Text segment -

Forms regarding sleep schedules, homework, recycling, and everything in between have been made and sent out at dizzying speeds. At their peak, students might receive over three per day. While the surveys address interesting and important topics, there is one clear problem: most students do not read them.

There is no official count on the percentage of students that actually respond to them, but it is apparent that the number is not high. This can be inferred from the amount of times the same surveys have been sent out time and time again, with the creators pleading with the recipients to spend “just a minute” to fill out and respond to the form.

Many students do not check their emails to begin with (unless it is from a teacher) and there are plenty of students with thousands of emails in their inbox because they simply do not care about reading and deleting old or unimportant emails. On that note, most students do not care enough to respond.

Joe Dougherty ‘21 explains, “I feel bad for those that are required to send all the surveys, but I do not have time to go through every single one and respond. There are too many”. When asked about the senders claim that they take less than a minute, he said “They may only take that long but I am not interested in responding.” This is a popular feeling among students, as they have become exhausted from seeing so many, that they never want to participate.

Objectives -
[A] Print the portion of the student survey article that begins with the words containing "Forms regarding sleep" and ends with "not read them.".
[B] In the student survey article, how many forms might students receive per day at the peak?
[C] Please carry the student survey article forward, starting right after its final sentence.
The listing has no connection to the student survey article.

Information supplied -
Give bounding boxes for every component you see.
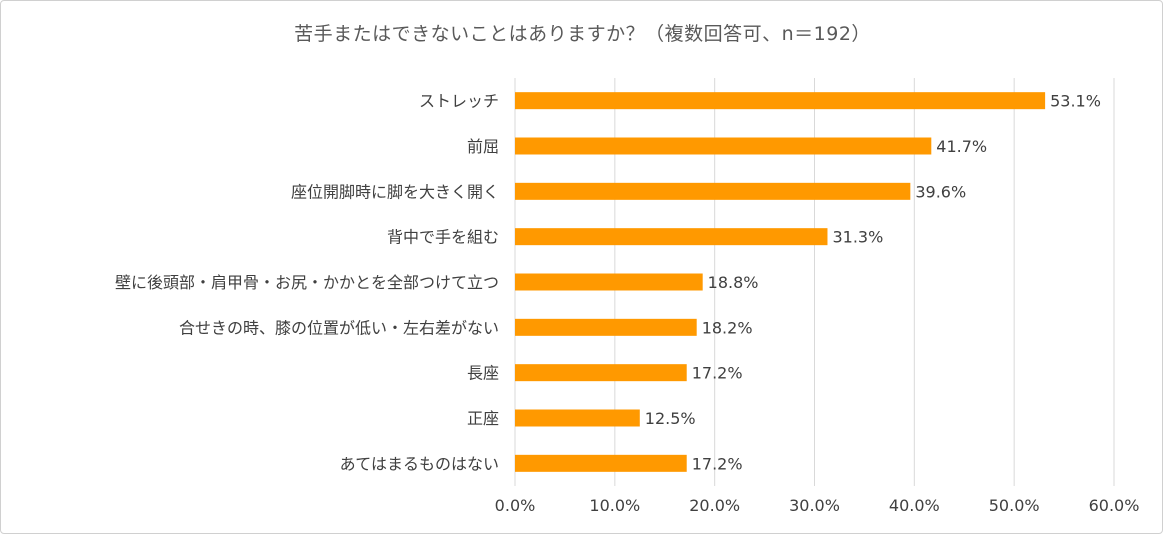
data-label: 18.2% <box>702 318 753 337</box>
data-label: 17.2% <box>692 364 743 383</box>
data-label: 39.6% <box>915 182 966 201</box>
category-label: 壁に後頭部・肩甲骨・お尻・かかとを全部つけて立つ <box>115 273 499 292</box>
bar <box>515 454 687 472</box>
category-label: あてはまるものはない <box>340 454 499 473</box>
data-label: 31.3% <box>832 228 883 247</box>
data-label: 12.5% <box>645 409 696 428</box>
category-label: 背中で手を組む <box>387 228 499 247</box>
category-label: 正座 <box>467 409 499 428</box>
bar <box>515 228 828 246</box>
category-label: 前屈 <box>467 137 499 156</box>
chart-title: 苦手またはできないことはありますか？（複数回答可、n＝192） <box>294 23 871 45</box>
bar <box>515 92 1046 110</box>
category-label: ストレッチ <box>419 92 499 111</box>
bar <box>515 137 932 155</box>
category-label: 座位開脚時に脚を大きく開く <box>291 182 499 201</box>
data-label: 18.8% <box>708 273 759 292</box>
x-tick-label: 50.0% <box>989 496 1040 515</box>
data-label: 17.2% <box>692 454 743 473</box>
x-tick-label: 20.0% <box>689 496 740 515</box>
bar <box>515 318 697 336</box>
category-label: 合せきの時、膝の位置が低い・左右差がない <box>179 318 499 337</box>
bar <box>515 273 703 291</box>
bar <box>515 364 687 382</box>
data-label: 41.7% <box>936 137 987 156</box>
x-tick-label: 0.0% <box>495 496 536 515</box>
data-label: 53.1% <box>1050 92 1101 111</box>
category-label: 長座 <box>467 364 499 383</box>
bar <box>515 409 640 427</box>
x-tick-label: 30.0% <box>789 496 840 515</box>
x-tick-label: 60.0% <box>1089 496 1140 515</box>
x-tick-label: 10.0% <box>589 496 640 515</box>
bar <box>515 182 911 200</box>
x-tick-label: 40.0% <box>889 496 940 515</box>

Replies -
[A]
Forms regarding sleep schedules, homework, recycling, and everything in between have been made and sent out at dizzying speeds. At their peak, students might receive over three per day. While the surveys address interesting and important topics, there is one clear problem: most students do not read them.

[B] Over three per day.

[C]
The surveys resemble the job of  a telemarketer or someone calling to gather money for a charity. They are just trying to do their jobs and it might be for a good cause, but most people are annoyed by them. Many times, if one responds to the call, they will continue to be called and asked for money all the time. For most, they would rather just ignore all of the distractions and feel bad (but not too bad).

One student that does respond to as many emails as he can, Bobby Peskin ‘21, explains his motives for doing so. He says, “I know that these kids are just trying to fulfil a project in class, and I know that most kids don’t respond, so I am just trying to do them a favor and give them some information.”

Unfortunately, people like Bobby are a minority here at school. However, even if all or most of Ridge students participated in the surveys, how much would actually change? It is impossible to tell the impact of over one thousand students can have in their school, but for many of the surveys that were sent out such as expanding special ed programs to include student volunteers, or improving the timeliness of busses, many changes would have to be implemented to reach the goal of the survey, and most of them would not be easy.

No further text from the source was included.